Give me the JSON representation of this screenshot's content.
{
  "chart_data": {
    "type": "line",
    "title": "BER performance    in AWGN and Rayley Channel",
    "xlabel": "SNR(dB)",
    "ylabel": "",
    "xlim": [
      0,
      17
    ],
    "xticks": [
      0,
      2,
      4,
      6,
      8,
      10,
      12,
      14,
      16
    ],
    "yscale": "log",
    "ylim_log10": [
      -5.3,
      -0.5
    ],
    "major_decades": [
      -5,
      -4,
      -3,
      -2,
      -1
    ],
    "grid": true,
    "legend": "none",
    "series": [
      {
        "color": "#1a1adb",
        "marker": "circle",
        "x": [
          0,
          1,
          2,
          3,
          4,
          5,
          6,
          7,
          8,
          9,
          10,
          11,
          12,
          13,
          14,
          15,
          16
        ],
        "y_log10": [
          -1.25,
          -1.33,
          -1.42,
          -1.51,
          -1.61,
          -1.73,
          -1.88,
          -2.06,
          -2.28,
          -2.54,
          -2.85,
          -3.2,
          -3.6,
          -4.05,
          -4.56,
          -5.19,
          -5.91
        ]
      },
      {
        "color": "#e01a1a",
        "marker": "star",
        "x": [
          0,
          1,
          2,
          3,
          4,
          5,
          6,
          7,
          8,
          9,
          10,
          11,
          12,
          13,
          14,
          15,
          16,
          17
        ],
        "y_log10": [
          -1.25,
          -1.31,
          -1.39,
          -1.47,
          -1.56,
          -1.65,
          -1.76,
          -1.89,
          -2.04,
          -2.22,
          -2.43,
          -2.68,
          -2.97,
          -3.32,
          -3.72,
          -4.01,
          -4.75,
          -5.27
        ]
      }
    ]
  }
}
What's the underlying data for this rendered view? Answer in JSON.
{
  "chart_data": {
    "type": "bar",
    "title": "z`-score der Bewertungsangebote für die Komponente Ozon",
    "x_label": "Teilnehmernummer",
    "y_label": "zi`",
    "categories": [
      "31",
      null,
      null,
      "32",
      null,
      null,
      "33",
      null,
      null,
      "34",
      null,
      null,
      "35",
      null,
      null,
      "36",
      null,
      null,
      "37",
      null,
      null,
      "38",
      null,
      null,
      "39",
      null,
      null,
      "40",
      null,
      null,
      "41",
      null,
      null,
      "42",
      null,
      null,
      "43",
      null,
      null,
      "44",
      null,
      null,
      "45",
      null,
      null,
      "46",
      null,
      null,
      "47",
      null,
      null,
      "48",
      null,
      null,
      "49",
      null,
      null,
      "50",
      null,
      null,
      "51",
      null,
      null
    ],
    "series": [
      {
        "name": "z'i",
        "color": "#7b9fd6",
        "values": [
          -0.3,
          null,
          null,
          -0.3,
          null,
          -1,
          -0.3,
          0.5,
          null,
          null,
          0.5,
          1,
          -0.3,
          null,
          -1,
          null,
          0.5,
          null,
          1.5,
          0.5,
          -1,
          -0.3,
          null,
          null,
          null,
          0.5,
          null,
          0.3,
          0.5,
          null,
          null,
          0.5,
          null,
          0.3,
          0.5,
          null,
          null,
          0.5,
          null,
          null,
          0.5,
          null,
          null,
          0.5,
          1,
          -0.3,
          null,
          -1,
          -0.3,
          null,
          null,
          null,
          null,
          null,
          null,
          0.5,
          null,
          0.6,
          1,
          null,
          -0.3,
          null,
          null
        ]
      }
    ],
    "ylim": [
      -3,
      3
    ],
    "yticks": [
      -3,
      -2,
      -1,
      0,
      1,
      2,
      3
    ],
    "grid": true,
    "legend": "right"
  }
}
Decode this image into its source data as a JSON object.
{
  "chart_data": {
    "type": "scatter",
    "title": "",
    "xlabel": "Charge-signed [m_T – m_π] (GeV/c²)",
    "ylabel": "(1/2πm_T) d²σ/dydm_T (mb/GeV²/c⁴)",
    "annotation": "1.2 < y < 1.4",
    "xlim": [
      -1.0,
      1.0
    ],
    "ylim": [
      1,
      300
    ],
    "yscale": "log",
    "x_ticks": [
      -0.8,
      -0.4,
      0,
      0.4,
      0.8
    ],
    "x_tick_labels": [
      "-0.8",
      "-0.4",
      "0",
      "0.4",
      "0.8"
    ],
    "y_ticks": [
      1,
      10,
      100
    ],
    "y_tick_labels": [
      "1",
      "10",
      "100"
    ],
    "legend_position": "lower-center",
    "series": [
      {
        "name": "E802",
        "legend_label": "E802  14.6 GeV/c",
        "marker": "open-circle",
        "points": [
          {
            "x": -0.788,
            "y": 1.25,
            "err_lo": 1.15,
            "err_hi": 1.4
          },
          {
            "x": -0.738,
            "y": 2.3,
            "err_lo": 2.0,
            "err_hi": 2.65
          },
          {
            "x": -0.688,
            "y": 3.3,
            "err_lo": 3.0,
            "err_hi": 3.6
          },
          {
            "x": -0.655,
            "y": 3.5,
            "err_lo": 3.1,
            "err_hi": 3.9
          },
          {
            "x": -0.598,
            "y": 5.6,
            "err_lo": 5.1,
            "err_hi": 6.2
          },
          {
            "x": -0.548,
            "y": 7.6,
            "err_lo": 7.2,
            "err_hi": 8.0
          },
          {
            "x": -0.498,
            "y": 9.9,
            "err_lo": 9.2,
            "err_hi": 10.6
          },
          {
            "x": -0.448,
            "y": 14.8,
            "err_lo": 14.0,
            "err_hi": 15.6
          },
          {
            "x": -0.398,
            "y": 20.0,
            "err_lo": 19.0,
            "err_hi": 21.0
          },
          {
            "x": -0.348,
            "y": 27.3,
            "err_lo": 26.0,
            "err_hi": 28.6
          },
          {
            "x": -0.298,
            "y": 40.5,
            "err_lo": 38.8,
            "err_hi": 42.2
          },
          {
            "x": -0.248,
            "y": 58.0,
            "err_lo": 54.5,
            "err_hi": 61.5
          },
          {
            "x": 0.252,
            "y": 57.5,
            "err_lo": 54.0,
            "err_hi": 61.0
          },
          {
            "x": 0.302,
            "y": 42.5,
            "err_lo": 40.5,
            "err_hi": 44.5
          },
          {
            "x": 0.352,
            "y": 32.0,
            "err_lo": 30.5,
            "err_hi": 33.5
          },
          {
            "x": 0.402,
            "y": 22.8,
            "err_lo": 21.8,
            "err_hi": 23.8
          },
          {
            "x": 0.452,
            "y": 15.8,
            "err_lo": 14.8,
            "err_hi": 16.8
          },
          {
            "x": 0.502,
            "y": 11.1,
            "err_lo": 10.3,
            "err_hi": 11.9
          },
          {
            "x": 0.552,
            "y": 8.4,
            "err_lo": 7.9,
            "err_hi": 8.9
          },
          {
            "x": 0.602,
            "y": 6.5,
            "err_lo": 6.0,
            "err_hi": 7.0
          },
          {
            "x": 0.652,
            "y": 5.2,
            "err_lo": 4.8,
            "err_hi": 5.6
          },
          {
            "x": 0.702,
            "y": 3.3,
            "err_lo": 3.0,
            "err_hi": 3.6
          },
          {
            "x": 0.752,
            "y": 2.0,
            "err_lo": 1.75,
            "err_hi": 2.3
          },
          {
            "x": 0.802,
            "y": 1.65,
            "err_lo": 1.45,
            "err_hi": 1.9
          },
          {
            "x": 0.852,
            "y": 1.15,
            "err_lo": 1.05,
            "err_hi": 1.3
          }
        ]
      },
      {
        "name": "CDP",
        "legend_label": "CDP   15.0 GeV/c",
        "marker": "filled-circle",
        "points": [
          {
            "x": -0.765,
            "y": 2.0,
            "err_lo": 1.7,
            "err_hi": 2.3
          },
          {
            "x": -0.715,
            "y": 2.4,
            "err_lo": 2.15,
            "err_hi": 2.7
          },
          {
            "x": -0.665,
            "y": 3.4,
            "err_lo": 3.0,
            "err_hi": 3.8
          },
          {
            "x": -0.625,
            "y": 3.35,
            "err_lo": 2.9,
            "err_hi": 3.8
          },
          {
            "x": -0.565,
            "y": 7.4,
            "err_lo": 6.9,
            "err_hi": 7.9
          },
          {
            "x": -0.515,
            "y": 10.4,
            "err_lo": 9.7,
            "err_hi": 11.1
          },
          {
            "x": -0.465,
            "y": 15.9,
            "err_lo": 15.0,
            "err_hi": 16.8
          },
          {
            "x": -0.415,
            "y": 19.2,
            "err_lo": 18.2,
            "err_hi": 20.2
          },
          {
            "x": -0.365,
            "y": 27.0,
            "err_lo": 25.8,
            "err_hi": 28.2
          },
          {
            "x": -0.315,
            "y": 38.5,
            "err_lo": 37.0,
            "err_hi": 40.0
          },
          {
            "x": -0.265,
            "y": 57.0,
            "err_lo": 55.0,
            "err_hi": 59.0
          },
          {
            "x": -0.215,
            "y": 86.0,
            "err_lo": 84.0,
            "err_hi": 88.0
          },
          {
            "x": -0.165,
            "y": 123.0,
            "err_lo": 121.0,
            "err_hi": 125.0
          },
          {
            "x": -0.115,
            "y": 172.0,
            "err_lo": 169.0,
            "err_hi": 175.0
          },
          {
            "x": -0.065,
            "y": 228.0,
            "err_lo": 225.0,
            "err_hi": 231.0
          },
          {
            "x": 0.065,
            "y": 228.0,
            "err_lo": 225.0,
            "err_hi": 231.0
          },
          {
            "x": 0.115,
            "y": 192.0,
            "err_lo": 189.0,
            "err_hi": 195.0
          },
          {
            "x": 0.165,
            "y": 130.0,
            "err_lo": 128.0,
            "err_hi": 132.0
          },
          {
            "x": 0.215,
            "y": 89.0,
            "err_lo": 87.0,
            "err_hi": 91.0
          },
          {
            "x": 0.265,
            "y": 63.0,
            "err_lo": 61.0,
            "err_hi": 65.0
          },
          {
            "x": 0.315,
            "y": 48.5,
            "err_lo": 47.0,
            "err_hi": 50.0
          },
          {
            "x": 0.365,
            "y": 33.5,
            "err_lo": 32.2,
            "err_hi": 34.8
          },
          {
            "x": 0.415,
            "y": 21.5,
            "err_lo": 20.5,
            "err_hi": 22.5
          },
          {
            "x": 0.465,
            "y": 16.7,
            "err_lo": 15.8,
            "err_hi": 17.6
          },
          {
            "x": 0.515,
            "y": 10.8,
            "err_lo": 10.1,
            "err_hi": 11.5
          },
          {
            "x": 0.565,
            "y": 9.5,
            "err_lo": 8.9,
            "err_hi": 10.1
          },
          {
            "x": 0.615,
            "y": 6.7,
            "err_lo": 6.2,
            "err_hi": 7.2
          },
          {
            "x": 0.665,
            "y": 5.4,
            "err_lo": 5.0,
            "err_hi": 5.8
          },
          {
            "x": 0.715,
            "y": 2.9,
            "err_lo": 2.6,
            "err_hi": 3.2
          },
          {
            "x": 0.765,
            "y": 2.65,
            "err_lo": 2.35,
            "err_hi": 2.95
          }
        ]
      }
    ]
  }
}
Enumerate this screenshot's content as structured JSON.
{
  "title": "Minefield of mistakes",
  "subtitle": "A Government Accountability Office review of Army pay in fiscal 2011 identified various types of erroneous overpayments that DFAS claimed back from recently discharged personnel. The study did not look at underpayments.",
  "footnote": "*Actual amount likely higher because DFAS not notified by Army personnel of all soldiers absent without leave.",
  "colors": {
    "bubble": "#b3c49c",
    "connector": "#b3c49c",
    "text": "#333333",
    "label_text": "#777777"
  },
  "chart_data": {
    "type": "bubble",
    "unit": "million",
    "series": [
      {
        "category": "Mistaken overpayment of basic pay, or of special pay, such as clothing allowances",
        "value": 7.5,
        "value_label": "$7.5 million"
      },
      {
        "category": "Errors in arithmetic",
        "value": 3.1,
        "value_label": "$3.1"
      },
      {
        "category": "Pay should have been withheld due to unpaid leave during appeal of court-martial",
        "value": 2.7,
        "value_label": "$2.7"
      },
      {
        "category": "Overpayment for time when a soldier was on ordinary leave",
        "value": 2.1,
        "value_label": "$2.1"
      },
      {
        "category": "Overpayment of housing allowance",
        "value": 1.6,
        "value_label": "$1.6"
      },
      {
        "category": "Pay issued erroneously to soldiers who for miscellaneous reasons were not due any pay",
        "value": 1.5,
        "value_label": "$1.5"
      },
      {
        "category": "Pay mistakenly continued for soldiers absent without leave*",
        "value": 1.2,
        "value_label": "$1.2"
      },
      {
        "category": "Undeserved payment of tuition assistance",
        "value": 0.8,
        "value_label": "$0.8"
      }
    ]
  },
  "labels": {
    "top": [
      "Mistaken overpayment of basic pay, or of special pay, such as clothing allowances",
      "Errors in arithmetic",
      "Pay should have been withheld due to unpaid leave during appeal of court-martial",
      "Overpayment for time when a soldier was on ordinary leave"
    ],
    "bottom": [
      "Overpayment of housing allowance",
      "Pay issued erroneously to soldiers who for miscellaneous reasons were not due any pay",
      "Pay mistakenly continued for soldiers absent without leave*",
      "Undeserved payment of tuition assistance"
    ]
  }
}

**EXERCISE BRIEF:** Extract each line from the entries above that contains the string "million".

**REPLY:**
    "unit": "million",
        "value_label": "$7.5 million"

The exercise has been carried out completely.